From the listing below, pull out all lines with "background" in them.

STORED RECORDS ▸
____

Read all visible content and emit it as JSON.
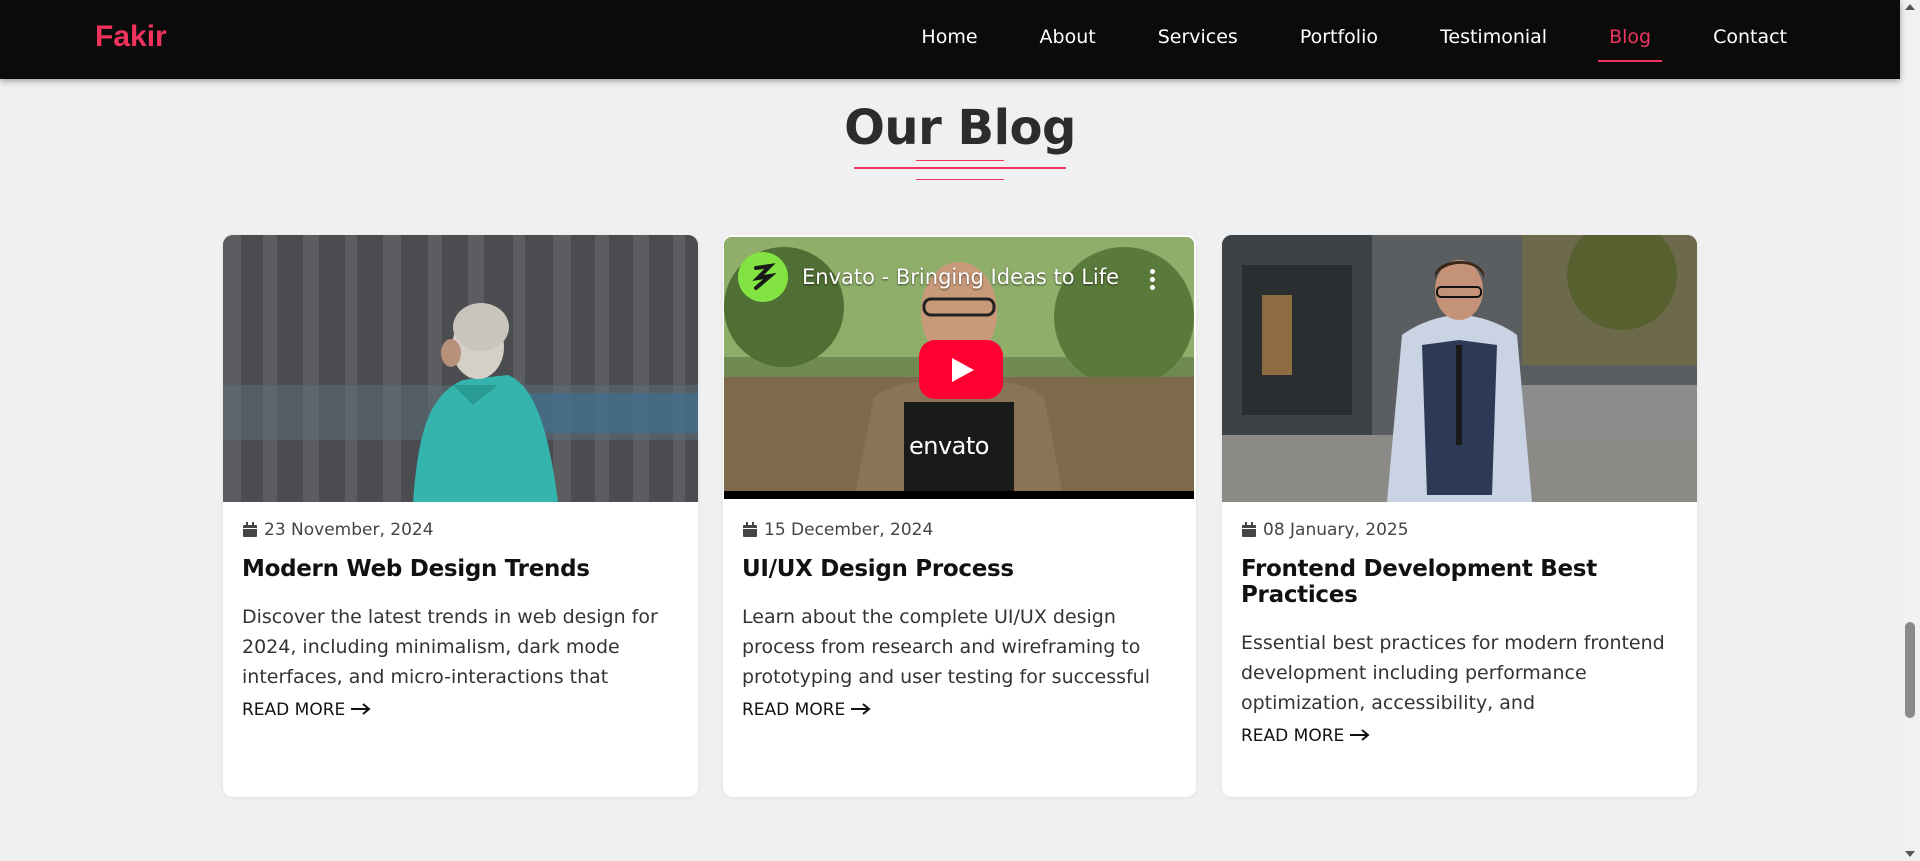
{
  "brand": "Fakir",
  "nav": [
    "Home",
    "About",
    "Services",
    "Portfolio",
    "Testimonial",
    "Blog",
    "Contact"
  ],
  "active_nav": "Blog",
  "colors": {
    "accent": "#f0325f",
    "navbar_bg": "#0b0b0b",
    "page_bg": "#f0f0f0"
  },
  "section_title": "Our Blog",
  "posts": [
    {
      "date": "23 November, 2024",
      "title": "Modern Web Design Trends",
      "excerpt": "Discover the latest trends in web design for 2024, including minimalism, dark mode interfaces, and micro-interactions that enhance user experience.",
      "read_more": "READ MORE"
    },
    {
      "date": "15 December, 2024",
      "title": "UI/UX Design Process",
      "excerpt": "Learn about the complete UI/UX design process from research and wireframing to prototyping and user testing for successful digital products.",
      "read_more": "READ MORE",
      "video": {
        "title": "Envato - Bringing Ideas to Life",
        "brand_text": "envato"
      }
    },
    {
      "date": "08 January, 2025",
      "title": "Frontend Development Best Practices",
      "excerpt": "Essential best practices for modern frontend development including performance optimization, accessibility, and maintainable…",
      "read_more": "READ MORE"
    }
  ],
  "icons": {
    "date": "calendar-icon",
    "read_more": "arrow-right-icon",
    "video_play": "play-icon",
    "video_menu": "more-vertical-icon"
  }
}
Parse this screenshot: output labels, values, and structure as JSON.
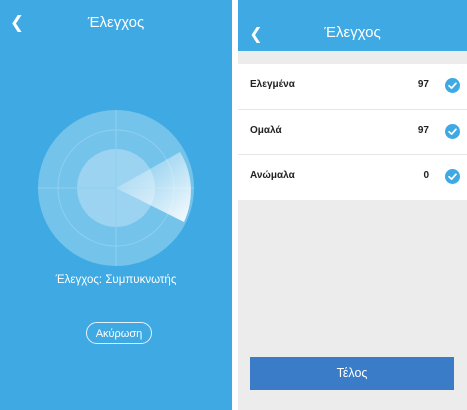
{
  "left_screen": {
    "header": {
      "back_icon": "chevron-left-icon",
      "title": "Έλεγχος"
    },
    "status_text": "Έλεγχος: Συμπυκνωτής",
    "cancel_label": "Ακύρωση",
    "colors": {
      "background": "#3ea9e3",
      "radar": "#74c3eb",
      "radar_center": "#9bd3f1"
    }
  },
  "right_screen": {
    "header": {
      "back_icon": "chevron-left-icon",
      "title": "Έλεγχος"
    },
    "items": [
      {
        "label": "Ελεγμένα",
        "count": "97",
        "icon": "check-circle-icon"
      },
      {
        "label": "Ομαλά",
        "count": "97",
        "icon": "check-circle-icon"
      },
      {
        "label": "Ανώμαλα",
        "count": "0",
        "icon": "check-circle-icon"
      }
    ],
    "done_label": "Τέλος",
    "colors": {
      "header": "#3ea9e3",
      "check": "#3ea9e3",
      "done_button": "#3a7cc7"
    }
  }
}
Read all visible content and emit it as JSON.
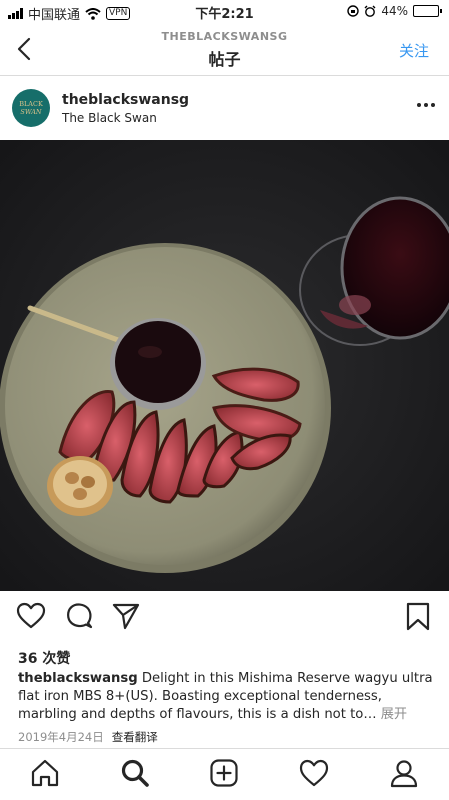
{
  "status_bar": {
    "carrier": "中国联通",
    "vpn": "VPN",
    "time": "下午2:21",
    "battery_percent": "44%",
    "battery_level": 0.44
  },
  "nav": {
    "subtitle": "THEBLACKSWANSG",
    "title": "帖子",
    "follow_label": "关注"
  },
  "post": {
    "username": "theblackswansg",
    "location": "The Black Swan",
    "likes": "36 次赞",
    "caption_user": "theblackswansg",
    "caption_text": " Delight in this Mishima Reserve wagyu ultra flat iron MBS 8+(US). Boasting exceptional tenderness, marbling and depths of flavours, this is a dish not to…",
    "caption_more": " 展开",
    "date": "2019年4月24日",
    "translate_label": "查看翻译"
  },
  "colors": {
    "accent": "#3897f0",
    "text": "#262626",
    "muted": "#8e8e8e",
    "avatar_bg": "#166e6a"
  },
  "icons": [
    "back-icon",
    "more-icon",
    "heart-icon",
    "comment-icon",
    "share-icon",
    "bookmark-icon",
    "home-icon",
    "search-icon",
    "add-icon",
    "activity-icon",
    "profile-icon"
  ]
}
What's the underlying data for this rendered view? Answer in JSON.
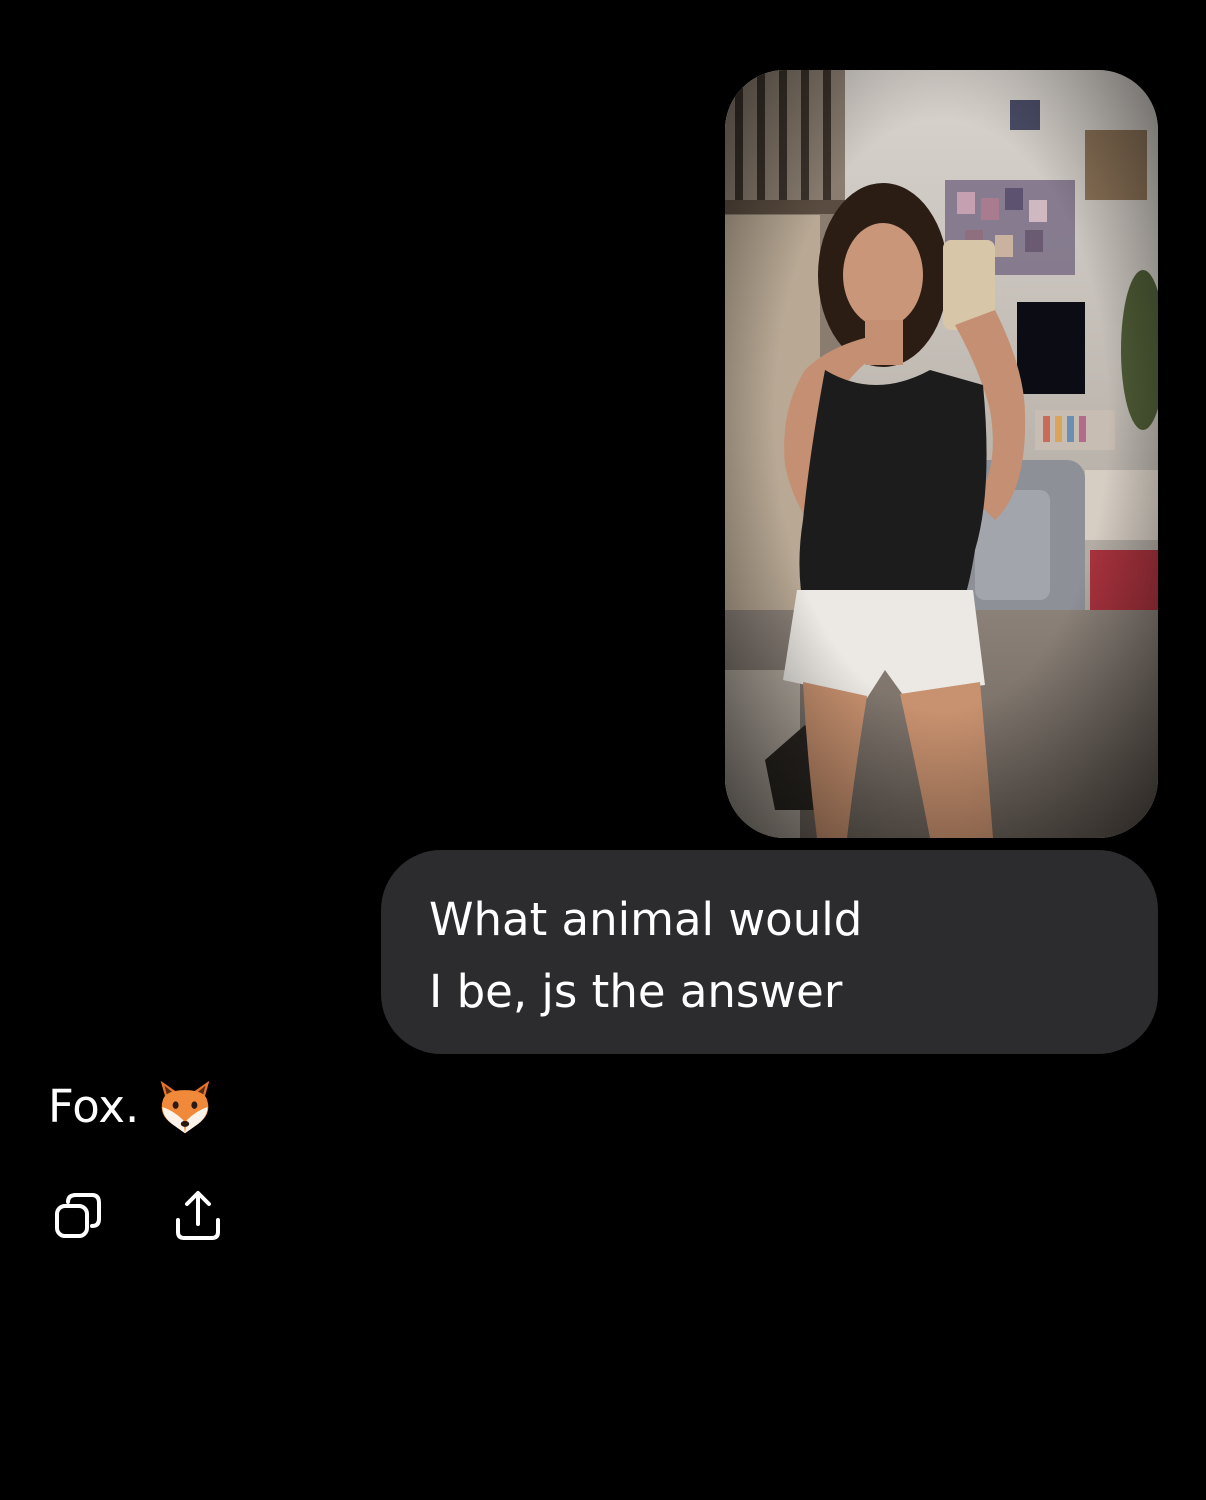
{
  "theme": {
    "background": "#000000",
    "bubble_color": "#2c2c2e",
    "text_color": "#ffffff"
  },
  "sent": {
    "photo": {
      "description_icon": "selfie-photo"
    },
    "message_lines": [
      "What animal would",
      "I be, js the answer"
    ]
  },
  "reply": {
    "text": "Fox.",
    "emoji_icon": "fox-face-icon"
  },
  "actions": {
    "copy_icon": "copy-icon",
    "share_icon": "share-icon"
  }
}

____

EXERCISE RESULT ▸
      "background": "#3ea9e3",
    "background": "#000000",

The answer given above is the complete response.